▸ **Requirement**:
Look through the records below, and copy out every line that holds the string "JSON".

▸ **Record list**:
*-*-*
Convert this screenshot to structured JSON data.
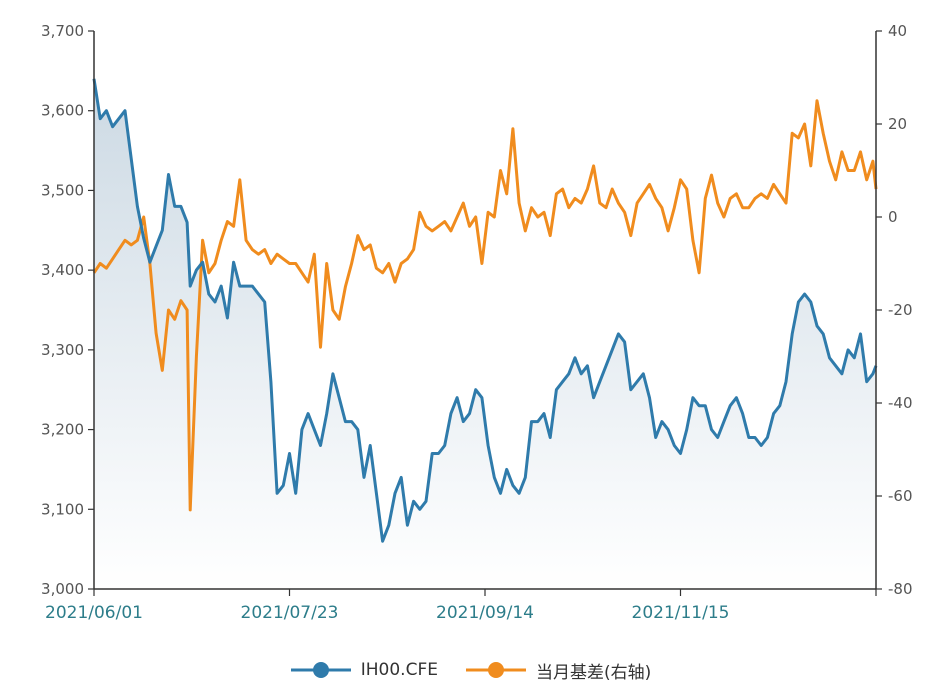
{
  "chart_data": {
    "type": "line",
    "x_ticks": [
      "2021/06/01",
      "2021/07/23",
      "2021/09/14",
      "2021/11/15"
    ],
    "y_left": {
      "min": 3000,
      "max": 3700,
      "ticks": [
        "3,000",
        "3,100",
        "3,200",
        "3,300",
        "3,400",
        "3,500",
        "3,600",
        "3,700"
      ]
    },
    "y_right": {
      "min": -80,
      "max": 40,
      "ticks": [
        "-80",
        "-60",
        "-40",
        "-20",
        "0",
        "20",
        "40"
      ]
    },
    "grid": false,
    "legend_position": "bottom",
    "series": [
      {
        "name": "IH00.CFE",
        "axis": "left",
        "color": "#2f7bab",
        "area": true,
        "points": [
          [
            0,
            3640
          ],
          [
            2,
            3590
          ],
          [
            4,
            3600
          ],
          [
            6,
            3580
          ],
          [
            8,
            3590
          ],
          [
            10,
            3600
          ],
          [
            12,
            3540
          ],
          [
            14,
            3480
          ],
          [
            16,
            3440
          ],
          [
            18,
            3410
          ],
          [
            20,
            3430
          ],
          [
            22,
            3450
          ],
          [
            24,
            3520
          ],
          [
            26,
            3480
          ],
          [
            28,
            3480
          ],
          [
            30,
            3460
          ],
          [
            31,
            3380
          ],
          [
            33,
            3400
          ],
          [
            35,
            3410
          ],
          [
            37,
            3370
          ],
          [
            39,
            3360
          ],
          [
            41,
            3380
          ],
          [
            43,
            3340
          ],
          [
            45,
            3410
          ],
          [
            47,
            3380
          ],
          [
            49,
            3380
          ],
          [
            51,
            3380
          ],
          [
            53,
            3370
          ],
          [
            55,
            3360
          ],
          [
            57,
            3260
          ],
          [
            59,
            3120
          ],
          [
            61,
            3130
          ],
          [
            63,
            3170
          ],
          [
            65,
            3120
          ],
          [
            67,
            3200
          ],
          [
            69,
            3220
          ],
          [
            71,
            3200
          ],
          [
            73,
            3180
          ],
          [
            75,
            3220
          ],
          [
            77,
            3270
          ],
          [
            79,
            3240
          ],
          [
            81,
            3210
          ],
          [
            83,
            3210
          ],
          [
            85,
            3200
          ],
          [
            87,
            3140
          ],
          [
            89,
            3180
          ],
          [
            91,
            3120
          ],
          [
            93,
            3060
          ],
          [
            95,
            3080
          ],
          [
            97,
            3120
          ],
          [
            99,
            3140
          ],
          [
            101,
            3080
          ],
          [
            103,
            3110
          ],
          [
            105,
            3100
          ],
          [
            107,
            3110
          ],
          [
            109,
            3170
          ],
          [
            111,
            3170
          ],
          [
            113,
            3180
          ],
          [
            115,
            3220
          ],
          [
            117,
            3240
          ],
          [
            119,
            3210
          ],
          [
            121,
            3220
          ],
          [
            123,
            3250
          ],
          [
            125,
            3240
          ],
          [
            127,
            3180
          ],
          [
            129,
            3140
          ],
          [
            131,
            3120
          ],
          [
            133,
            3150
          ],
          [
            135,
            3130
          ],
          [
            137,
            3120
          ],
          [
            139,
            3140
          ],
          [
            141,
            3210
          ],
          [
            143,
            3210
          ],
          [
            145,
            3220
          ],
          [
            147,
            3190
          ],
          [
            149,
            3250
          ],
          [
            151,
            3260
          ],
          [
            153,
            3270
          ],
          [
            155,
            3290
          ],
          [
            157,
            3270
          ],
          [
            159,
            3280
          ],
          [
            161,
            3240
          ],
          [
            163,
            3260
          ],
          [
            165,
            3280
          ],
          [
            167,
            3300
          ],
          [
            169,
            3320
          ],
          [
            171,
            3310
          ],
          [
            173,
            3250
          ],
          [
            175,
            3260
          ],
          [
            177,
            3270
          ],
          [
            179,
            3240
          ],
          [
            181,
            3190
          ],
          [
            183,
            3210
          ],
          [
            185,
            3200
          ],
          [
            187,
            3180
          ],
          [
            189,
            3170
          ],
          [
            191,
            3200
          ],
          [
            193,
            3240
          ],
          [
            195,
            3230
          ],
          [
            197,
            3230
          ],
          [
            199,
            3200
          ],
          [
            201,
            3190
          ],
          [
            203,
            3210
          ],
          [
            205,
            3230
          ],
          [
            207,
            3240
          ],
          [
            209,
            3220
          ],
          [
            211,
            3190
          ],
          [
            213,
            3190
          ],
          [
            215,
            3180
          ],
          [
            217,
            3190
          ],
          [
            219,
            3220
          ],
          [
            221,
            3230
          ],
          [
            223,
            3260
          ],
          [
            225,
            3320
          ],
          [
            227,
            3360
          ],
          [
            229,
            3370
          ],
          [
            231,
            3360
          ],
          [
            233,
            3330
          ],
          [
            235,
            3320
          ],
          [
            237,
            3290
          ],
          [
            239,
            3280
          ],
          [
            241,
            3270
          ],
          [
            243,
            3300
          ],
          [
            245,
            3290
          ],
          [
            247,
            3320
          ],
          [
            249,
            3260
          ],
          [
            251,
            3270
          ],
          [
            252,
            3280
          ]
        ]
      },
      {
        "name": "当月基差(右轴)",
        "axis": "right",
        "color": "#f08c1e",
        "area": false,
        "points": [
          [
            0,
            -12
          ],
          [
            2,
            -10
          ],
          [
            4,
            -11
          ],
          [
            6,
            -9
          ],
          [
            8,
            -7
          ],
          [
            10,
            -5
          ],
          [
            12,
            -6
          ],
          [
            14,
            -5
          ],
          [
            16,
            0
          ],
          [
            18,
            -10
          ],
          [
            20,
            -25
          ],
          [
            22,
            -33
          ],
          [
            24,
            -20
          ],
          [
            26,
            -22
          ],
          [
            28,
            -18
          ],
          [
            30,
            -20
          ],
          [
            31,
            -63
          ],
          [
            33,
            -30
          ],
          [
            35,
            -5
          ],
          [
            37,
            -12
          ],
          [
            39,
            -10
          ],
          [
            41,
            -5
          ],
          [
            43,
            -1
          ],
          [
            45,
            -2
          ],
          [
            47,
            8
          ],
          [
            49,
            -5
          ],
          [
            51,
            -7
          ],
          [
            53,
            -8
          ],
          [
            55,
            -7
          ],
          [
            57,
            -10
          ],
          [
            59,
            -8
          ],
          [
            61,
            -9
          ],
          [
            63,
            -10
          ],
          [
            65,
            -10
          ],
          [
            67,
            -12
          ],
          [
            69,
            -14
          ],
          [
            71,
            -8
          ],
          [
            73,
            -28
          ],
          [
            75,
            -10
          ],
          [
            77,
            -20
          ],
          [
            79,
            -22
          ],
          [
            81,
            -15
          ],
          [
            83,
            -10
          ],
          [
            85,
            -4
          ],
          [
            87,
            -7
          ],
          [
            89,
            -6
          ],
          [
            91,
            -11
          ],
          [
            93,
            -12
          ],
          [
            95,
            -10
          ],
          [
            97,
            -14
          ],
          [
            99,
            -10
          ],
          [
            101,
            -9
          ],
          [
            103,
            -7
          ],
          [
            105,
            1
          ],
          [
            107,
            -2
          ],
          [
            109,
            -3
          ],
          [
            111,
            -2
          ],
          [
            113,
            -1
          ],
          [
            115,
            -3
          ],
          [
            117,
            0
          ],
          [
            119,
            3
          ],
          [
            121,
            -2
          ],
          [
            123,
            0
          ],
          [
            125,
            -10
          ],
          [
            127,
            1
          ],
          [
            129,
            0
          ],
          [
            131,
            10
          ],
          [
            133,
            5
          ],
          [
            135,
            19
          ],
          [
            137,
            3
          ],
          [
            139,
            -3
          ],
          [
            141,
            2
          ],
          [
            143,
            0
          ],
          [
            145,
            1
          ],
          [
            147,
            -4
          ],
          [
            149,
            5
          ],
          [
            151,
            6
          ],
          [
            153,
            2
          ],
          [
            155,
            4
          ],
          [
            157,
            3
          ],
          [
            159,
            6
          ],
          [
            161,
            11
          ],
          [
            163,
            3
          ],
          [
            165,
            2
          ],
          [
            167,
            6
          ],
          [
            169,
            3
          ],
          [
            171,
            1
          ],
          [
            173,
            -4
          ],
          [
            175,
            3
          ],
          [
            177,
            5
          ],
          [
            179,
            7
          ],
          [
            181,
            4
          ],
          [
            183,
            2
          ],
          [
            185,
            -3
          ],
          [
            187,
            2
          ],
          [
            189,
            8
          ],
          [
            191,
            6
          ],
          [
            193,
            -5
          ],
          [
            195,
            -12
          ],
          [
            197,
            4
          ],
          [
            199,
            9
          ],
          [
            201,
            3
          ],
          [
            203,
            0
          ],
          [
            205,
            4
          ],
          [
            207,
            5
          ],
          [
            209,
            2
          ],
          [
            211,
            2
          ],
          [
            213,
            4
          ],
          [
            215,
            5
          ],
          [
            217,
            4
          ],
          [
            219,
            7
          ],
          [
            221,
            5
          ],
          [
            223,
            3
          ],
          [
            225,
            18
          ],
          [
            227,
            17
          ],
          [
            229,
            20
          ],
          [
            231,
            11
          ],
          [
            233,
            25
          ],
          [
            235,
            18
          ],
          [
            237,
            12
          ],
          [
            239,
            8
          ],
          [
            241,
            14
          ],
          [
            243,
            10
          ],
          [
            245,
            10
          ],
          [
            247,
            14
          ],
          [
            249,
            8
          ],
          [
            251,
            12
          ],
          [
            252,
            6
          ]
        ]
      }
    ]
  },
  "legend": {
    "series1_label": "IH00.CFE",
    "series2_label": "当月基差(右轴)"
  }
}
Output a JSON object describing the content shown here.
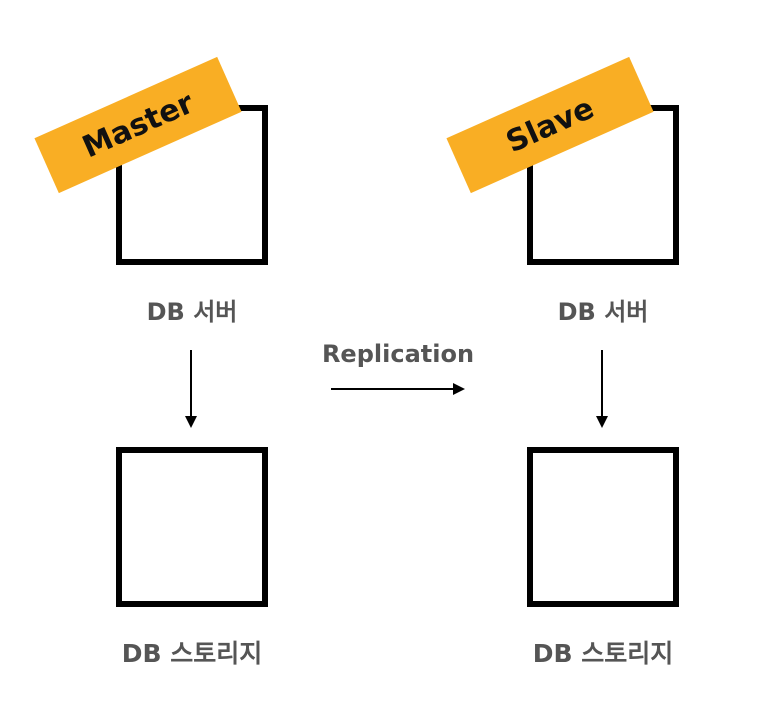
*-*-*
▸ **Result**:
Convert this screenshot to structured JSON data.
Output a JSON object describing the content shown here.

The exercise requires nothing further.